___ Data entries

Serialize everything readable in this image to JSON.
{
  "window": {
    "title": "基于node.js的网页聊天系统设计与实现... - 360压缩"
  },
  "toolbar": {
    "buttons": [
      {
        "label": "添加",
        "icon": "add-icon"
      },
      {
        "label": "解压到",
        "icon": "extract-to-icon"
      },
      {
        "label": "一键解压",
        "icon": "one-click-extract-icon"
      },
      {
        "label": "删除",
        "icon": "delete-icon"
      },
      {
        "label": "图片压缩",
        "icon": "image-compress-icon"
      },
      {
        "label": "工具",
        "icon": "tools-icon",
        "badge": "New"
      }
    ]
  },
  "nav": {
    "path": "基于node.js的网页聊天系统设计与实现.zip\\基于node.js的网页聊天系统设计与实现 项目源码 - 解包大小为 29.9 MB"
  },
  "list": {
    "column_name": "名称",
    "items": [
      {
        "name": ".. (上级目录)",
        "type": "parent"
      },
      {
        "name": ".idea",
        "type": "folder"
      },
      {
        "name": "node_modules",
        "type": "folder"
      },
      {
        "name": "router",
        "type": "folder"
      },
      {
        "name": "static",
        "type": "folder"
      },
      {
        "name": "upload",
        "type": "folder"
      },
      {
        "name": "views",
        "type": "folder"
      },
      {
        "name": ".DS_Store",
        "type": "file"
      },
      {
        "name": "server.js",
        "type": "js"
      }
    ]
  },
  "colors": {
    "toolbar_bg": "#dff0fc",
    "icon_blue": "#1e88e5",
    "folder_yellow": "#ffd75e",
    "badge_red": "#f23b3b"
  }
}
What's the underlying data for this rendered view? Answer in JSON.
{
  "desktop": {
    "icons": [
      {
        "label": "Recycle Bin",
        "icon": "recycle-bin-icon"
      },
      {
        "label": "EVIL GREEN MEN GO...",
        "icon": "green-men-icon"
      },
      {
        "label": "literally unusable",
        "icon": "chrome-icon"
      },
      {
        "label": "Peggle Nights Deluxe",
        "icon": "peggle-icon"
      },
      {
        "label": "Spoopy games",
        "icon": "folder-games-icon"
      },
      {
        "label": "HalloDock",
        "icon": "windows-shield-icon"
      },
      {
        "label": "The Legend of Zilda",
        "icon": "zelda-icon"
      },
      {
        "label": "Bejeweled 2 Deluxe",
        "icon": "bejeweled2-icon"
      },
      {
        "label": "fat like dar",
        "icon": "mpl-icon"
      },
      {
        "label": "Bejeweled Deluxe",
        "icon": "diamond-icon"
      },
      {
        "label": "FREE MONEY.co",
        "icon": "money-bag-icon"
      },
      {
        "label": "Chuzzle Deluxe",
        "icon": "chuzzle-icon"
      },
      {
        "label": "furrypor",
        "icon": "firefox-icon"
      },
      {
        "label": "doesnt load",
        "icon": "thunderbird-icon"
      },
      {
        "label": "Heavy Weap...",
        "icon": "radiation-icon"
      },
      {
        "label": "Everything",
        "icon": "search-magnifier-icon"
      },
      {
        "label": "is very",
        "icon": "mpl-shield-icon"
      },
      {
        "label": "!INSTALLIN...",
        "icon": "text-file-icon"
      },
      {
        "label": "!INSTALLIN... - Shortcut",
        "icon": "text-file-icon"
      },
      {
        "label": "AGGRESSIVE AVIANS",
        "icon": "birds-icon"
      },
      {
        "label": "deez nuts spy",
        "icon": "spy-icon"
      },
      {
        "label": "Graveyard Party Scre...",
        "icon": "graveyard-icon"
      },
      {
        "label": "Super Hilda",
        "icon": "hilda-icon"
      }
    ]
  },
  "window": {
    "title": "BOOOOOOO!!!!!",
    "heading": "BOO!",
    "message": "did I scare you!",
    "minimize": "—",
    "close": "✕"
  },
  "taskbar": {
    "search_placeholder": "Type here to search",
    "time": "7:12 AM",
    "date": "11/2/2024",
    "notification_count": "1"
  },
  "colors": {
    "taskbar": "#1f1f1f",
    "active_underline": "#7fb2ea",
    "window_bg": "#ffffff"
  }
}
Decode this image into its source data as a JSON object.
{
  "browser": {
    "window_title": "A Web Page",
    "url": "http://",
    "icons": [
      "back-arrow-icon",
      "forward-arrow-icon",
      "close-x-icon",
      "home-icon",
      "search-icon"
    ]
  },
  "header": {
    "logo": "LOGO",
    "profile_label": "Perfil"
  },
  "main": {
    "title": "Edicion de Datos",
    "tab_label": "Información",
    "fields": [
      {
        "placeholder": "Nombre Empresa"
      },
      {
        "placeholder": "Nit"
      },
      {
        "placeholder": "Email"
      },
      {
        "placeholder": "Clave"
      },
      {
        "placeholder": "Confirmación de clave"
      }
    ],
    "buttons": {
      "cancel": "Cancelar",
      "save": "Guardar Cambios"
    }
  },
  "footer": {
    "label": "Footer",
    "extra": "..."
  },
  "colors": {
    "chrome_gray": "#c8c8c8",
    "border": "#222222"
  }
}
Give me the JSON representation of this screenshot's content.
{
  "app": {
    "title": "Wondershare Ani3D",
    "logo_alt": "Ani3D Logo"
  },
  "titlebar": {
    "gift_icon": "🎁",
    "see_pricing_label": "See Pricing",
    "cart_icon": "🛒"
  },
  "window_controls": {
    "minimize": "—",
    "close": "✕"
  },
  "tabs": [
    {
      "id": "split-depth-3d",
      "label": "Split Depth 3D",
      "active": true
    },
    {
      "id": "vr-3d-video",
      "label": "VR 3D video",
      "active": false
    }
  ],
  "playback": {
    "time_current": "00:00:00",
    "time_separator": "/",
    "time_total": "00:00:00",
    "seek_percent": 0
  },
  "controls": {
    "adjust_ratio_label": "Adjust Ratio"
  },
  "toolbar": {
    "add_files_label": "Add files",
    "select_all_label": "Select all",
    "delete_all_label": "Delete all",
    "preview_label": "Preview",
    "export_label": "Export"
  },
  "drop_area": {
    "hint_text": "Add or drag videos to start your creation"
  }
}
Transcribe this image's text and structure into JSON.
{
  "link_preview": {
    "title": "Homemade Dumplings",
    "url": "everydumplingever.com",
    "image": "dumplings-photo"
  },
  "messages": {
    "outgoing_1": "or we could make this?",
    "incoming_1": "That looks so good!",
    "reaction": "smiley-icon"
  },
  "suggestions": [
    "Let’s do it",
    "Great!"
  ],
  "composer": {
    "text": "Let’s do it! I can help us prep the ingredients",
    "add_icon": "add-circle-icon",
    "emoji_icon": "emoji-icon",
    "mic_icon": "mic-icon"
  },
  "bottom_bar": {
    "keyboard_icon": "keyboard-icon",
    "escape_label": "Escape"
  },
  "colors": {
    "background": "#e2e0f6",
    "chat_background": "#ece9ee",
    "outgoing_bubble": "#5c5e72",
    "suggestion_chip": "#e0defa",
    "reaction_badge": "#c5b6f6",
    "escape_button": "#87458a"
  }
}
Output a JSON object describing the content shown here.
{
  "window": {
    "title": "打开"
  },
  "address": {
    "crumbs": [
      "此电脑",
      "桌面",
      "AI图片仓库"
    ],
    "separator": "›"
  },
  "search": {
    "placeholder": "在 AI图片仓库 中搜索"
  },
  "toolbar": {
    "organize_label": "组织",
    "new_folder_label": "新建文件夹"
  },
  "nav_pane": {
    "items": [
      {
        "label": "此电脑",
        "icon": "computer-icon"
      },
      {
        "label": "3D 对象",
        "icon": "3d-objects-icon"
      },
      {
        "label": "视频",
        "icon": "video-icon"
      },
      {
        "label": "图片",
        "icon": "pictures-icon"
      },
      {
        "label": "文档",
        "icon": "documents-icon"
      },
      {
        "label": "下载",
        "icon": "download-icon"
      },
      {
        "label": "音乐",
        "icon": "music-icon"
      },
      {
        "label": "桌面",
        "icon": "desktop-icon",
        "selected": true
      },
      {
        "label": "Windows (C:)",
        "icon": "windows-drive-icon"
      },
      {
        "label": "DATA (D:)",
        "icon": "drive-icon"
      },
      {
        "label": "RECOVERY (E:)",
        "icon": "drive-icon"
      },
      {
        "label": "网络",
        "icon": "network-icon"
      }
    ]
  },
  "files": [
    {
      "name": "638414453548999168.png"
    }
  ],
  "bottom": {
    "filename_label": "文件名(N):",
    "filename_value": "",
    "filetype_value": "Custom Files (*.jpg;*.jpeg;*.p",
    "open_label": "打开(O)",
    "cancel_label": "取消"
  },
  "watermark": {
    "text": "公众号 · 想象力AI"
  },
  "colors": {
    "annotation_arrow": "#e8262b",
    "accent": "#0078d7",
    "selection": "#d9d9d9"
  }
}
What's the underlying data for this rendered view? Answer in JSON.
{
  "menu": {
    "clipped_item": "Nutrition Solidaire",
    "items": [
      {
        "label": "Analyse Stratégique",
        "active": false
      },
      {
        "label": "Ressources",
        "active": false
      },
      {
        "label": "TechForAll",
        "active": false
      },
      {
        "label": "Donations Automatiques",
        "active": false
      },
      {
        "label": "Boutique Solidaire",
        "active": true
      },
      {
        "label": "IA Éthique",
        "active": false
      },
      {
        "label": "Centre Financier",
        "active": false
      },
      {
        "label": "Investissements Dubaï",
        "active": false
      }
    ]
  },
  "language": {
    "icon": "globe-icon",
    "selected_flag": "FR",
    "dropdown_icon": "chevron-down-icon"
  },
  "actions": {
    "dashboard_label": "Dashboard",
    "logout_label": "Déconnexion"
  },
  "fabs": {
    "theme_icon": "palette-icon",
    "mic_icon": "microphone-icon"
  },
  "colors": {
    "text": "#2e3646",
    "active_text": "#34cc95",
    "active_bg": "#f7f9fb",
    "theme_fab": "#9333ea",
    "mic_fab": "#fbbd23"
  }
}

______

Objective ▸ Only lines with the word "here" should be collected from the material.

Final answer ▸
    "search_placeholder": "Type here to search",
Output a JSON object describing the content shown here.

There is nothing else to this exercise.